Given exercise: Print all of the data exactly as written.

(Dataset rows)
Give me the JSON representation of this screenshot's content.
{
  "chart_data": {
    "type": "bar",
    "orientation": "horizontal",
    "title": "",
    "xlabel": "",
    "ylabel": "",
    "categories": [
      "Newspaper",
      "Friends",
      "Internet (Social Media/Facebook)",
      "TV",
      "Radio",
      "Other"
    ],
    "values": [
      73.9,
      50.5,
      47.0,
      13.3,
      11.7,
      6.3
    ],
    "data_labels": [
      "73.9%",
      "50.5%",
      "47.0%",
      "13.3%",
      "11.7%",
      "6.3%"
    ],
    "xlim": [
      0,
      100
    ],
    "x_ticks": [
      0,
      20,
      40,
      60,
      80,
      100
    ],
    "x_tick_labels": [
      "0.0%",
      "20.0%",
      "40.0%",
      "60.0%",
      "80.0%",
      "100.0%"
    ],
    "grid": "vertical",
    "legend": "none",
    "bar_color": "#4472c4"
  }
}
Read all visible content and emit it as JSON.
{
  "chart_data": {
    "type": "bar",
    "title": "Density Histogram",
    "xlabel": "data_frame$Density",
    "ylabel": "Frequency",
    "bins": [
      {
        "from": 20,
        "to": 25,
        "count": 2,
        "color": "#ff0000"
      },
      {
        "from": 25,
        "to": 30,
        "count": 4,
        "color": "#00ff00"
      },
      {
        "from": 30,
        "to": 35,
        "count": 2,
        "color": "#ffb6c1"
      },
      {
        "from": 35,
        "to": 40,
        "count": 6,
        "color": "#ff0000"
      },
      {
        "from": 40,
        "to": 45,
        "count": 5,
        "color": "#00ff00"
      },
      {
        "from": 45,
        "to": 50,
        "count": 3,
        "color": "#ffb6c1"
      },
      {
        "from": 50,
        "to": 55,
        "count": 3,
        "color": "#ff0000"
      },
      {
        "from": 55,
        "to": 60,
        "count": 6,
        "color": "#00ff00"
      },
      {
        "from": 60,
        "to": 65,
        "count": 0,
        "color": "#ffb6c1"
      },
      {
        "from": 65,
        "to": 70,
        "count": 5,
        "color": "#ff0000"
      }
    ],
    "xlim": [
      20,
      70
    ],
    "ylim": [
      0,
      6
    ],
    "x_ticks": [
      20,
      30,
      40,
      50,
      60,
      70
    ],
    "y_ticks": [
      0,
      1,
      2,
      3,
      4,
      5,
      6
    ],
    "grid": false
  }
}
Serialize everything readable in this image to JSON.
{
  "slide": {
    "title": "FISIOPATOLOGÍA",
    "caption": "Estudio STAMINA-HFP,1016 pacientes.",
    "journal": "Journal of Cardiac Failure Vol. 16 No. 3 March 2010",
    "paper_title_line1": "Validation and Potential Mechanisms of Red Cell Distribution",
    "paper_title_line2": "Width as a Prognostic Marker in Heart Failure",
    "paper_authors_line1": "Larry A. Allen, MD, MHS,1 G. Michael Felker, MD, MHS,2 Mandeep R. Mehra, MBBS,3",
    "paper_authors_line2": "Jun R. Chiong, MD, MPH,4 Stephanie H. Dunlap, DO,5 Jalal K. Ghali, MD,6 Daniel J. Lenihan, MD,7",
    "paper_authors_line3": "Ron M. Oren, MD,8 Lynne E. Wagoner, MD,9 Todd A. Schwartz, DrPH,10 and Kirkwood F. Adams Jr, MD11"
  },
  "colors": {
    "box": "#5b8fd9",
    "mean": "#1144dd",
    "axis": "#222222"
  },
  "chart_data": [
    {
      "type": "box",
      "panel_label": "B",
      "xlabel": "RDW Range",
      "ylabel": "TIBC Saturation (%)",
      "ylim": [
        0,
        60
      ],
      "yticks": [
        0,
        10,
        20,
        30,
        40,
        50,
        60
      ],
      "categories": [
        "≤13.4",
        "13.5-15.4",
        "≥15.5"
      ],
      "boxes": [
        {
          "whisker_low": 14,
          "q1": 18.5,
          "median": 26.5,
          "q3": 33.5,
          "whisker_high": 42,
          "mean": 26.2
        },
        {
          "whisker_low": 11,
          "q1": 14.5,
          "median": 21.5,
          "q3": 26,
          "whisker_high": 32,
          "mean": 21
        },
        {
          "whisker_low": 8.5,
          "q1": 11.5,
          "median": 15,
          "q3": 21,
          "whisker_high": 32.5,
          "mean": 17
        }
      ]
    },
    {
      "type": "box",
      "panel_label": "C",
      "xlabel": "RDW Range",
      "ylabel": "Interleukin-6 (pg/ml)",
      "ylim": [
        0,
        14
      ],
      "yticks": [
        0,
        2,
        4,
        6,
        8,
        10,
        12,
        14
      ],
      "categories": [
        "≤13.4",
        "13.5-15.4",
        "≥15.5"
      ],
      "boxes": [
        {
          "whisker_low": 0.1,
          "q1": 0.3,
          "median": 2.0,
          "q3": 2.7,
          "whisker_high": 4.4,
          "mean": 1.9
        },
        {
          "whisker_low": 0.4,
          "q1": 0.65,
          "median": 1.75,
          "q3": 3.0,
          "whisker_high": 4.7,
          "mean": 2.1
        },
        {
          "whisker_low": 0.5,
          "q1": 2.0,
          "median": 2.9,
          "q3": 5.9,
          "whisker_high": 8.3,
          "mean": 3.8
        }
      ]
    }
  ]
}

Worked answer:
Give me the JSON representation of this screenshot's content.
{
  "chart_data": {
    "type": "bar",
    "orientation": "horizontal",
    "title": "",
    "xlabel": "",
    "ylabel": "",
    "categories": [
      "Newspaper",
      "Friends",
      "Internet (Social Media/Facebook)",
      "TV",
      "Radio",
      "Other"
    ],
    "values": [
      73.9,
      50.5,
      47.0,
      13.3,
      11.7,
      6.3
    ],
    "data_labels": [
      "73.9%",
      "50.5%",
      "47.0%",
      "13.3%",
      "11.7%",
      "6.3%"
    ],
    "xlim": [
      0,
      100
    ],
    "x_ticks": [
      0,
      20,
      40,
      60,
      80,
      100
    ],
    "x_tick_labels": [
      "0.0%",
      "20.0%",
      "40.0%",
      "60.0%",
      "80.0%",
      "100.0%"
    ],
    "grid": "vertical",
    "legend": "none",
    "bar_color": "#4472c4"
  }
}
Read all visible content and emit it as JSON.
{
  "chart_data": {
    "type": "bar",
    "title": "Density Histogram",
    "xlabel": "data_frame$Density",
    "ylabel": "Frequency",
    "bins": [
      {
        "from": 20,
        "to": 25,
        "count": 2,
        "color": "#ff0000"
      },
      {
        "from": 25,
        "to": 30,
        "count": 4,
        "color": "#00ff00"
      },
      {
        "from": 30,
        "to": 35,
        "count": 2,
        "color": "#ffb6c1"
      },
      {
        "from": 35,
        "to": 40,
        "count": 6,
        "color": "#ff0000"
      },
      {
        "from": 40,
        "to": 45,
        "count": 5,
        "color": "#00ff00"
      },
      {
        "from": 45,
        "to": 50,
        "count": 3,
        "color": "#ffb6c1"
      },
      {
        "from": 50,
        "to": 55,
        "count": 3,
        "color": "#ff0000"
      },
      {
        "from": 55,
        "to": 60,
        "count": 6,
        "color": "#00ff00"
      },
      {
        "from": 60,
        "to": 65,
        "count": 0,
        "color": "#ffb6c1"
      },
      {
        "from": 65,
        "to": 70,
        "count": 5,
        "color": "#ff0000"
      }
    ],
    "xlim": [
      20,
      70
    ],
    "ylim": [
      0,
      6
    ],
    "x_ticks": [
      20,
      30,
      40,
      50,
      60,
      70
    ],
    "y_ticks": [
      0,
      1,
      2,
      3,
      4,
      5,
      6
    ],
    "grid": false
  }
}
Serialize everything readable in this image to JSON.
{
  "slide": {
    "title": "FISIOPATOLOGÍA",
    "caption": "Estudio STAMINA-HFP,1016 pacientes.",
    "journal": "Journal of Cardiac Failure Vol. 16 No. 3 March 2010",
    "paper_title_line1": "Validation and Potential Mechanisms of Red Cell Distribution",
    "paper_title_line2": "Width as a Prognostic Marker in Heart Failure",
    "paper_authors_line1": "Larry A. Allen, MD, MHS,1 G. Michael Felker, MD, MHS,2 Mandeep R. Mehra, MBBS,3",
    "paper_authors_line2": "Jun R. Chiong, MD, MPH,4 Stephanie H. Dunlap, DO,5 Jalal K. Ghali, MD,6 Daniel J. Lenihan, MD,7",
    "paper_authors_line3": "Ron M. Oren, MD,8 Lynne E. Wagoner, MD,9 Todd A. Schwartz, DrPH,10 and Kirkwood F. Adams Jr, MD11"
  },
  "colors": {
    "box": "#5b8fd9",
    "mean": "#1144dd",
    "axis": "#222222"
  },
  "chart_data": [
    {
      "type": "box",
      "panel_label": "B",
      "xlabel": "RDW Range",
      "ylabel": "TIBC Saturation (%)",
      "ylim": [
        0,
        60
      ],
      "yticks": [
        0,
        10,
        20,
        30,
        40,
        50,
        60
      ],
      "categories": [
        "≤13.4",
        "13.5-15.4",
        "≥15.5"
      ],
      "boxes": [
        {
          "whisker_low": 14,
          "q1": 18.5,
          "median": 26.5,
          "q3": 33.5,
          "whisker_high": 42,
          "mean": 26.2
        },
        {
          "whisker_low": 11,
          "q1": 14.5,
          "median": 21.5,
          "q3": 26,
          "whisker_high": 32,
          "mean": 21
        },
        {
          "whisker_low": 8.5,
          "q1": 11.5,
          "median": 15,
          "q3": 21,
          "whisker_high": 32.5,
          "mean": 17
        }
      ]
    },
    {
      "type": "box",
      "panel_label": "C",
      "xlabel": "RDW Range",
      "ylabel": "Interleukin-6 (pg/ml)",
      "ylim": [
        0,
        14
      ],
      "yticks": [
        0,
        2,
        4,
        6,
        8,
        10,
        12,
        14
      ],
      "categories": [
        "≤13.4",
        "13.5-15.4",
        "≥15.5"
      ],
      "boxes": [
        {
          "whisker_low": 0.1,
          "q1": 0.3,
          "median": 2.0,
          "q3": 2.7,
          "whisker_high": 4.4,
          "mean": 1.9
        },
        {
          "whisker_low": 0.4,
          "q1": 0.65,
          "median": 1.75,
          "q3": 3.0,
          "whisker_high": 4.7,
          "mean": 2.1
        },
        {
          "whisker_low": 0.5,
          "q1": 2.0,
          "median": 2.9,
          "q3": 5.9,
          "whisker_high": 8.3,
          "mean": 3.8
        }
      ]
    }
  ]
}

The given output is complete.